YOUR TASK: Search the material below for the word "Annual". Copy every line that has it.

MATERIAL SUPPLIED:
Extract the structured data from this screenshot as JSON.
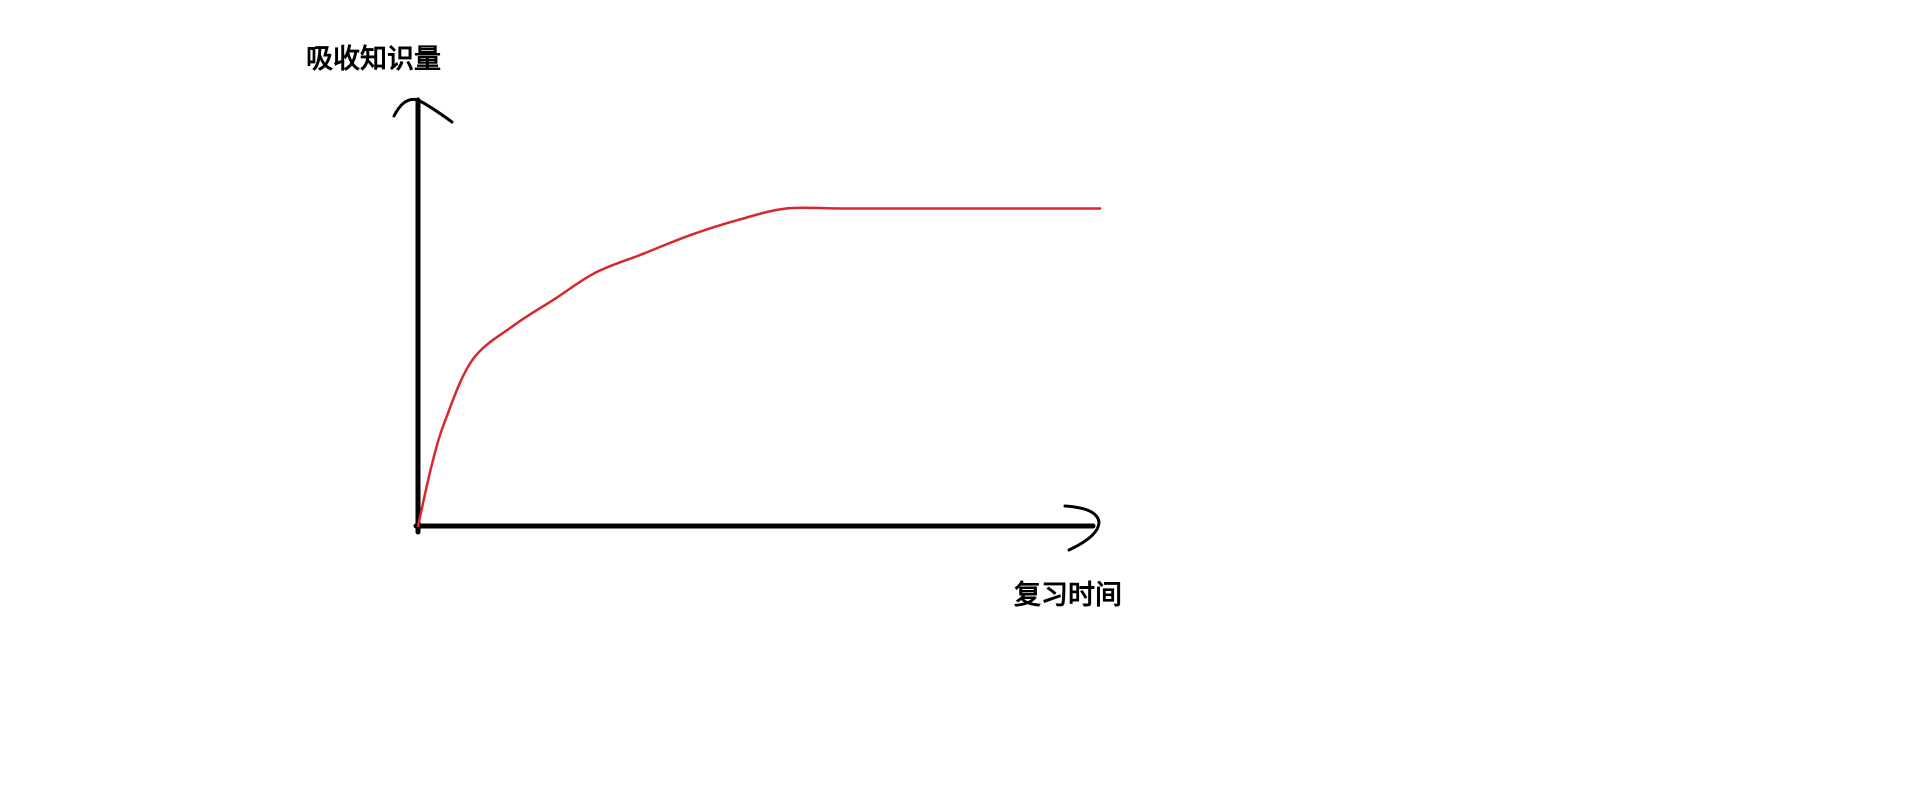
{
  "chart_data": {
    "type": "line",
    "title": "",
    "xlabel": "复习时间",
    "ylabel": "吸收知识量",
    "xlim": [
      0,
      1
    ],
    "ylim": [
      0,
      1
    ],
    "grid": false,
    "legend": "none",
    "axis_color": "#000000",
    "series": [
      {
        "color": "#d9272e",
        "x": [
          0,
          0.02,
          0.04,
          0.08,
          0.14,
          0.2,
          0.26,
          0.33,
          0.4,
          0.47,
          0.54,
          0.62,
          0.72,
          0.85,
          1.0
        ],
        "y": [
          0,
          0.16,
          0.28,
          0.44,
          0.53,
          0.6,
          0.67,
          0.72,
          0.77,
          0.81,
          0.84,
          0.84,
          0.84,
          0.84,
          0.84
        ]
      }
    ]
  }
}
--
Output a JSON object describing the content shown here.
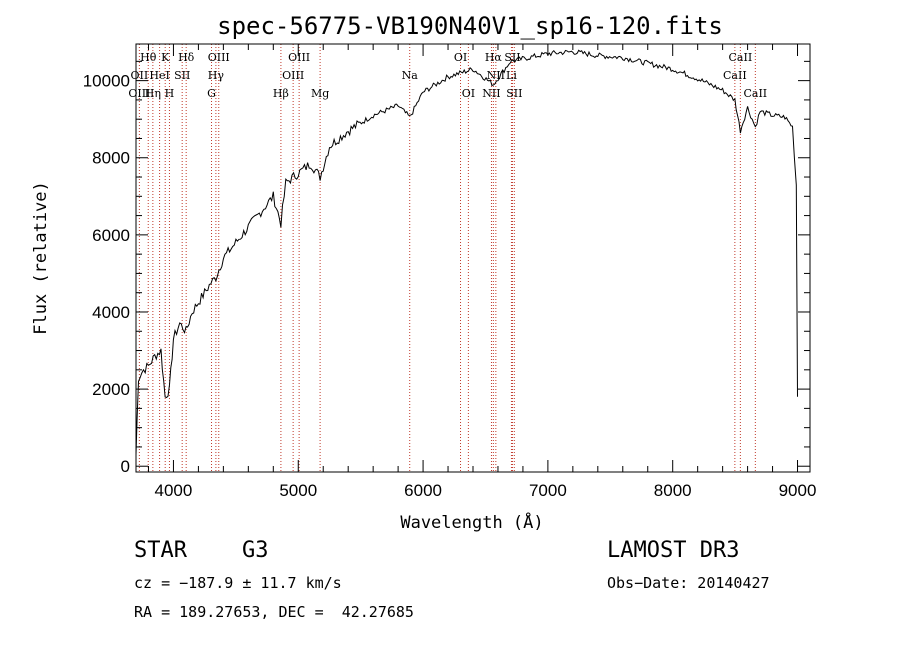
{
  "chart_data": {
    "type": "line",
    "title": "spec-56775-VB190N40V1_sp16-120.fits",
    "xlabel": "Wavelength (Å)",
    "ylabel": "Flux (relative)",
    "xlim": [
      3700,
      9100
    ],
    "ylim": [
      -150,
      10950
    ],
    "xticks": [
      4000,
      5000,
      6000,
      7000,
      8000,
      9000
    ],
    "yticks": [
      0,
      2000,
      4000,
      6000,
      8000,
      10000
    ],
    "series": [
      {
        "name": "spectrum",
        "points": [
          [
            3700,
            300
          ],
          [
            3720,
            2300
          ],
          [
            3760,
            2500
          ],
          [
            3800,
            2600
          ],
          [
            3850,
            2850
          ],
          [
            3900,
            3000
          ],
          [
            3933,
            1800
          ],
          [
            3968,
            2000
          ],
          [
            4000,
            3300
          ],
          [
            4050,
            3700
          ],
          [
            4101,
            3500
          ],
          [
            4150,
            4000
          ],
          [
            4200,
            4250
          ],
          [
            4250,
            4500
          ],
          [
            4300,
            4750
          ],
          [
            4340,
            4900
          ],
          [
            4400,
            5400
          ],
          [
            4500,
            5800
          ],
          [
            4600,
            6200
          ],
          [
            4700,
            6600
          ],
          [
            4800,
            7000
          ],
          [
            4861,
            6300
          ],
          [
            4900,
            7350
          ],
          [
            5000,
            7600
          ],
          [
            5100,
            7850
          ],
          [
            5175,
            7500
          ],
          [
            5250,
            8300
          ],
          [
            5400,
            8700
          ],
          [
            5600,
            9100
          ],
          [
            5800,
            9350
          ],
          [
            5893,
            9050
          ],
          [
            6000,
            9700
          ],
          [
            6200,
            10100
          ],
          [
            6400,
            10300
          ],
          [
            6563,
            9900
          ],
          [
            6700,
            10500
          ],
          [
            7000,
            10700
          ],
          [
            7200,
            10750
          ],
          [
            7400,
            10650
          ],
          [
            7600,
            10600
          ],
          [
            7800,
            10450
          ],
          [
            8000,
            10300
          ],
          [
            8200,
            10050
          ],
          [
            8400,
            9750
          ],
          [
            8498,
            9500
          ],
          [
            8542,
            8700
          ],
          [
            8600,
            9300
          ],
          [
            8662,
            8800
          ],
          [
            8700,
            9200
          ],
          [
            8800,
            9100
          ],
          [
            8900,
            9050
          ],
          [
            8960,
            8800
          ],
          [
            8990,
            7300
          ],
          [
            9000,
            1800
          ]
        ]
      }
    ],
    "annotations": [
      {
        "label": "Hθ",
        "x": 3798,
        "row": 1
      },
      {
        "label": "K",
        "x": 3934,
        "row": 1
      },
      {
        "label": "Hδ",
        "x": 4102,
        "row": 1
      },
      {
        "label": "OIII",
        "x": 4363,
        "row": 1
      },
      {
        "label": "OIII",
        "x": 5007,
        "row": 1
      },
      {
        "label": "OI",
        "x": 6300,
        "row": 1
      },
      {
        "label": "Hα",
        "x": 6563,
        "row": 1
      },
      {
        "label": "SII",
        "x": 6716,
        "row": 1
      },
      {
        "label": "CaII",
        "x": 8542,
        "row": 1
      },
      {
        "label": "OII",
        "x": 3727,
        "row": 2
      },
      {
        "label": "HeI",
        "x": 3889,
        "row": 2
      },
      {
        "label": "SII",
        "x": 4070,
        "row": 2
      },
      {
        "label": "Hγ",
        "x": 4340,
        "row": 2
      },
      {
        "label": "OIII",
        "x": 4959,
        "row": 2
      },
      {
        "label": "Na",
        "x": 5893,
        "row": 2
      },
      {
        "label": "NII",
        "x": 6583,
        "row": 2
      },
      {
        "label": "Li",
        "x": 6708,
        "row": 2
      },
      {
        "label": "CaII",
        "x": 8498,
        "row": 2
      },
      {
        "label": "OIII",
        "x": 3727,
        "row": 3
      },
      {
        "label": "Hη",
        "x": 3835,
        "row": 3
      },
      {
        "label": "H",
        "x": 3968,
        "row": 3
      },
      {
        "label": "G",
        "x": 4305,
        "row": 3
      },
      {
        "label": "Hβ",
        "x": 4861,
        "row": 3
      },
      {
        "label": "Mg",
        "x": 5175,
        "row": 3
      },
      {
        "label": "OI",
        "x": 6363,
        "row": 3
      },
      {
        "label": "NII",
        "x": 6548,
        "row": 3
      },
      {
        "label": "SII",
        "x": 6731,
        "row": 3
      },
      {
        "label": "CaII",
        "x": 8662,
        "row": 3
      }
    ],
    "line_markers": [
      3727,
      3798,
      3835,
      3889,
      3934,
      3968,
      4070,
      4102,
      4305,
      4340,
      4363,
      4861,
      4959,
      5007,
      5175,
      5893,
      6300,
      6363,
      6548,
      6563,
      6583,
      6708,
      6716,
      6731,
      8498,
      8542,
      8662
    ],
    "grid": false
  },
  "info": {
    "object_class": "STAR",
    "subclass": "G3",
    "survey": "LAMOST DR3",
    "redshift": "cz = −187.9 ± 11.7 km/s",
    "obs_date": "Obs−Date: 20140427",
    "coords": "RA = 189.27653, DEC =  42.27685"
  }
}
...
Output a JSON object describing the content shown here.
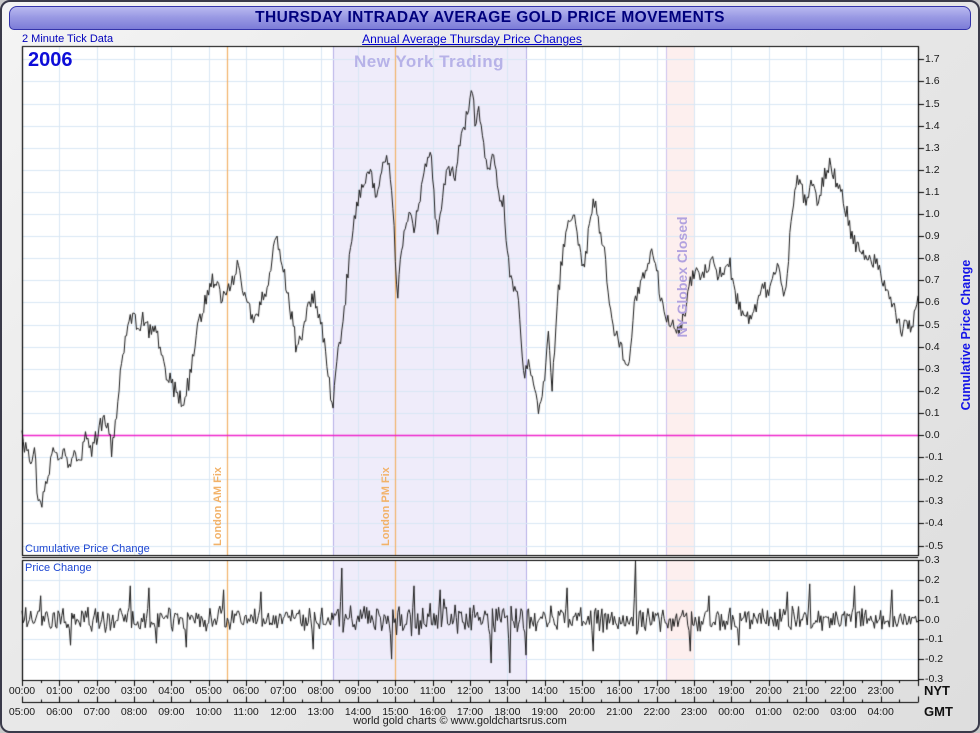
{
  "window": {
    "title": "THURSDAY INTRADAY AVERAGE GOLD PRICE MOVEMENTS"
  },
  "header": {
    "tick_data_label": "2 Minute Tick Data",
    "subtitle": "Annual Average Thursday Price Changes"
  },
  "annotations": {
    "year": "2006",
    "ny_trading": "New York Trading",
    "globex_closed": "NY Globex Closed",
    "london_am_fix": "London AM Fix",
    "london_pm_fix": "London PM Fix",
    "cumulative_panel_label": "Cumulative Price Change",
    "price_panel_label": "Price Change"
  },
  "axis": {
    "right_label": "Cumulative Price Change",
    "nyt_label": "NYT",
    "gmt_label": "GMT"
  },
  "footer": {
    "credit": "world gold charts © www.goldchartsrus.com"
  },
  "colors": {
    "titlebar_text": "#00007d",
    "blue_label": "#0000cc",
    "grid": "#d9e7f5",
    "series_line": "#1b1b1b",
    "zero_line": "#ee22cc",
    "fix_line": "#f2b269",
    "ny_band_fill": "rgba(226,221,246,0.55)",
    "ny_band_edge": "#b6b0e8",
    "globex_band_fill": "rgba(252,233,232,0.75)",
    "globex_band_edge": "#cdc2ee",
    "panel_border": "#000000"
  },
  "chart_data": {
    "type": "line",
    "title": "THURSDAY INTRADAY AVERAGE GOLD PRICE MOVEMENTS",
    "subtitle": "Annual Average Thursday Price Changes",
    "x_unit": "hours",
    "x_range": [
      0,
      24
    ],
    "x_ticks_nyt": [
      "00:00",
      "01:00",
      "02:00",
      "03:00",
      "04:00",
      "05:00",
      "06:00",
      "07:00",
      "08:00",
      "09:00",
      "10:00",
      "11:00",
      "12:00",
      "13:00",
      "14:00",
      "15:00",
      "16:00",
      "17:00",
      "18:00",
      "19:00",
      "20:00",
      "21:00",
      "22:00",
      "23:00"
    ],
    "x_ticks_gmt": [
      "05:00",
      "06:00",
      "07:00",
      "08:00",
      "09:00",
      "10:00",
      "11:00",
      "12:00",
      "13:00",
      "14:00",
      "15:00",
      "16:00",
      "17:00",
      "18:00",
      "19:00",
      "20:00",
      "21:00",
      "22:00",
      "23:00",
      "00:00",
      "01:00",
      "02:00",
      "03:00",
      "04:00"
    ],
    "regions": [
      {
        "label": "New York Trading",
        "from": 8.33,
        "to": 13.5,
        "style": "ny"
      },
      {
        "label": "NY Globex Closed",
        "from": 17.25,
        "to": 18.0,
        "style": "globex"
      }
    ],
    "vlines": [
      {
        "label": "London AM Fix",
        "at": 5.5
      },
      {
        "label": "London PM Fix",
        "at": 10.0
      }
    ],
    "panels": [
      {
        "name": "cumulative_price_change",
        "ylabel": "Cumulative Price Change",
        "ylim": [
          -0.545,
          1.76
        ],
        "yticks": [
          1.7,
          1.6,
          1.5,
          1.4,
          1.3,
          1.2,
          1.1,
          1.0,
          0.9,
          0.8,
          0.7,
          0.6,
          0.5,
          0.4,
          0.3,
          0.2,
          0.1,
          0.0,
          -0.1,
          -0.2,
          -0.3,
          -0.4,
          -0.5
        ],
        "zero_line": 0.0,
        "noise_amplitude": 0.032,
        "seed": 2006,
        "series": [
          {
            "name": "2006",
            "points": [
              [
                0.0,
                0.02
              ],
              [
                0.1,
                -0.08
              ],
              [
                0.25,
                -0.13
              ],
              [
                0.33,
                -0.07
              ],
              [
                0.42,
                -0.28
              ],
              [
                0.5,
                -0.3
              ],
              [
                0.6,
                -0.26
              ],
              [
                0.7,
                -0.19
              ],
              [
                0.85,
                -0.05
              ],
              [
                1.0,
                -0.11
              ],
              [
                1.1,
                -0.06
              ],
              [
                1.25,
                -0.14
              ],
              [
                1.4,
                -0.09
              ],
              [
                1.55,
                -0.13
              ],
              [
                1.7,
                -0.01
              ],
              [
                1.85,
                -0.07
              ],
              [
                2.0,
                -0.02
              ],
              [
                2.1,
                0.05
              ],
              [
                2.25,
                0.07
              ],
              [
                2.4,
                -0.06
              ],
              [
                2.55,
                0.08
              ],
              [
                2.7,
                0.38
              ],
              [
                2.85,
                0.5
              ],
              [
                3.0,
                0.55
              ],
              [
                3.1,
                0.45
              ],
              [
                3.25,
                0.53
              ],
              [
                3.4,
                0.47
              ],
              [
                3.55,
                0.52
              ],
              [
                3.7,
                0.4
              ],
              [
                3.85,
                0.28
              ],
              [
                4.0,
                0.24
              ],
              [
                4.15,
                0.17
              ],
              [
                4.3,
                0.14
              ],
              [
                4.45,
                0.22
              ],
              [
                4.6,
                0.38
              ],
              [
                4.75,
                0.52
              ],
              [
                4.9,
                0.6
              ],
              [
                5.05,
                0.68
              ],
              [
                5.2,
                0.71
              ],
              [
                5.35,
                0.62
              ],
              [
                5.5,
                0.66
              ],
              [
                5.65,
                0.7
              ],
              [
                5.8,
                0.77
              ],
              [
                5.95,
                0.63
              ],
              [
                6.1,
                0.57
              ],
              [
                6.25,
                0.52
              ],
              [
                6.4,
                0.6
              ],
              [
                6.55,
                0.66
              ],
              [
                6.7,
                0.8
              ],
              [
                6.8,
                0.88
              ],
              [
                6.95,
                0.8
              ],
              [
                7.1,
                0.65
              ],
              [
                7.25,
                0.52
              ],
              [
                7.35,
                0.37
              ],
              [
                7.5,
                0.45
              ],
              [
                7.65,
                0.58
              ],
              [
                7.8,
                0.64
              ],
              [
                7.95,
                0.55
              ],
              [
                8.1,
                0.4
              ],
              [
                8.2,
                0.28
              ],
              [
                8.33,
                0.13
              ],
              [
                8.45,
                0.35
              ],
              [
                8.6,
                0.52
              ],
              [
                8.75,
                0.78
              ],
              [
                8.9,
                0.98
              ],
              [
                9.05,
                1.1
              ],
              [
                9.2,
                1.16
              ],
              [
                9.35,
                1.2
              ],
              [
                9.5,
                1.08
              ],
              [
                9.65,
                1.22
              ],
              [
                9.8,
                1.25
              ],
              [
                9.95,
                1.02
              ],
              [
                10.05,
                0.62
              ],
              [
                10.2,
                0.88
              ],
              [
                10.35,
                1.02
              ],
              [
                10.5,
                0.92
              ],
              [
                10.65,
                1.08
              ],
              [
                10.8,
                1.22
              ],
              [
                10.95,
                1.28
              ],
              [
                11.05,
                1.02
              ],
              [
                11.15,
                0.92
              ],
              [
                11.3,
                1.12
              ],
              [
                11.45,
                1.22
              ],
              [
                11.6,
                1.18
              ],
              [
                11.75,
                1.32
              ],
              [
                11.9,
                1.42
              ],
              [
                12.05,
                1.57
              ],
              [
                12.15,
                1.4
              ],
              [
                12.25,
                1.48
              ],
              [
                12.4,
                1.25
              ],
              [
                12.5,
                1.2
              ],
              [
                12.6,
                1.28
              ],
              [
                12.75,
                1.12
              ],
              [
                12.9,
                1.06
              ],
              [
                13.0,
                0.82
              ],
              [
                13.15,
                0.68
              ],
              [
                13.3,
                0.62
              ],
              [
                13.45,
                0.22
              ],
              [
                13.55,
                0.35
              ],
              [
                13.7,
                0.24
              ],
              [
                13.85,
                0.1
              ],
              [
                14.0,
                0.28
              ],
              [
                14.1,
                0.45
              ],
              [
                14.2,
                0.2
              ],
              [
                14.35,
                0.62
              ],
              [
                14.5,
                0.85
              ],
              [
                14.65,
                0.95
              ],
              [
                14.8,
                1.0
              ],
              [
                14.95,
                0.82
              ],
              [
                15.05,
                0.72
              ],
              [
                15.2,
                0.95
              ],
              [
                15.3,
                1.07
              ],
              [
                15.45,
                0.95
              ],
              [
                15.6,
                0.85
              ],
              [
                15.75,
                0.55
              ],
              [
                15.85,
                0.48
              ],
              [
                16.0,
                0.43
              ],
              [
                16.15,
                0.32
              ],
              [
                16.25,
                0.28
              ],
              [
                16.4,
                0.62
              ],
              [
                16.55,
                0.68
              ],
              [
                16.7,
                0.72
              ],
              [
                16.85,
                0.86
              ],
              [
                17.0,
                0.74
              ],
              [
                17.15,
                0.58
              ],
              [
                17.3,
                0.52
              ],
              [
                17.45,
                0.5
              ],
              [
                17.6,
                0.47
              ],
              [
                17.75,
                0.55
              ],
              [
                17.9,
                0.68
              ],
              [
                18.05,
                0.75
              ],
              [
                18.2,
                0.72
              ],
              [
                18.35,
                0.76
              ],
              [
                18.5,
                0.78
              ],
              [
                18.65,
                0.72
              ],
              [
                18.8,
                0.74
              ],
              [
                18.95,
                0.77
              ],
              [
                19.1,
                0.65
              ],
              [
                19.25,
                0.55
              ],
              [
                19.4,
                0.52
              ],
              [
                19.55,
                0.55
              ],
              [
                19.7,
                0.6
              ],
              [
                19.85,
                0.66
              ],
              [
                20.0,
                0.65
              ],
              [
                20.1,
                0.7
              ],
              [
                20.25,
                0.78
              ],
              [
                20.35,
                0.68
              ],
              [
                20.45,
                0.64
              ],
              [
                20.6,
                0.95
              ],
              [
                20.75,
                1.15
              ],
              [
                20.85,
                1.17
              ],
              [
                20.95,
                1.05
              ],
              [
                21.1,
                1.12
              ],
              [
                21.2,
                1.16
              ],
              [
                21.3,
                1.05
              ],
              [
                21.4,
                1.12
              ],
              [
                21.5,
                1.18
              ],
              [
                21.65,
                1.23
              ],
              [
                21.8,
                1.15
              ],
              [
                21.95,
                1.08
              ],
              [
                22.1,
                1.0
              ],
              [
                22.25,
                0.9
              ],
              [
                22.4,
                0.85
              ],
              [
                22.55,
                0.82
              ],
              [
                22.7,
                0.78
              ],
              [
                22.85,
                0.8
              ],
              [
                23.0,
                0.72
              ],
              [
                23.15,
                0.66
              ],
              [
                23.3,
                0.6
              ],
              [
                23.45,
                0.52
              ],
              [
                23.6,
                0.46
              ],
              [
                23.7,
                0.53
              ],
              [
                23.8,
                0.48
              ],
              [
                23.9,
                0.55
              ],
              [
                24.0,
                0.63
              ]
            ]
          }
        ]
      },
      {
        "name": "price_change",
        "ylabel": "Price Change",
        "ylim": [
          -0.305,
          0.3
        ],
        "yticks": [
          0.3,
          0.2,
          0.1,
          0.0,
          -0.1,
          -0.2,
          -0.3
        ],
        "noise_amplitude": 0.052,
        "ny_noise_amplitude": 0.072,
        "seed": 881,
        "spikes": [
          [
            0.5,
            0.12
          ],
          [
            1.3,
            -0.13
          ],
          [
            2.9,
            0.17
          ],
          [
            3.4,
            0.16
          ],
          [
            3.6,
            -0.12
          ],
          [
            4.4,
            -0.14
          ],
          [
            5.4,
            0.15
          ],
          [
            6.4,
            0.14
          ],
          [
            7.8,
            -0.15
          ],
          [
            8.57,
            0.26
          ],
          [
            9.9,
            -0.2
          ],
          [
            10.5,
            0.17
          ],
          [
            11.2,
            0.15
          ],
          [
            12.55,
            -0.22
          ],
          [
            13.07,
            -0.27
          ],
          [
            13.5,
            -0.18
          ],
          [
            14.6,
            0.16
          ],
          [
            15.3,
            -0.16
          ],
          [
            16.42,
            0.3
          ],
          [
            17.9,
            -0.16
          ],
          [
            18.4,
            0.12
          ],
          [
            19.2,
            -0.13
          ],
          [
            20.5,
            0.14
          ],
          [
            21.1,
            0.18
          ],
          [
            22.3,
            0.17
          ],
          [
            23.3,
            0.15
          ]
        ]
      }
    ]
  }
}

RESPONSE TO THIS TASK:
    "subtitle": "Annual Average Thursday Price Changes"
    "subtitle": "Annual Average Thursday Price Changes",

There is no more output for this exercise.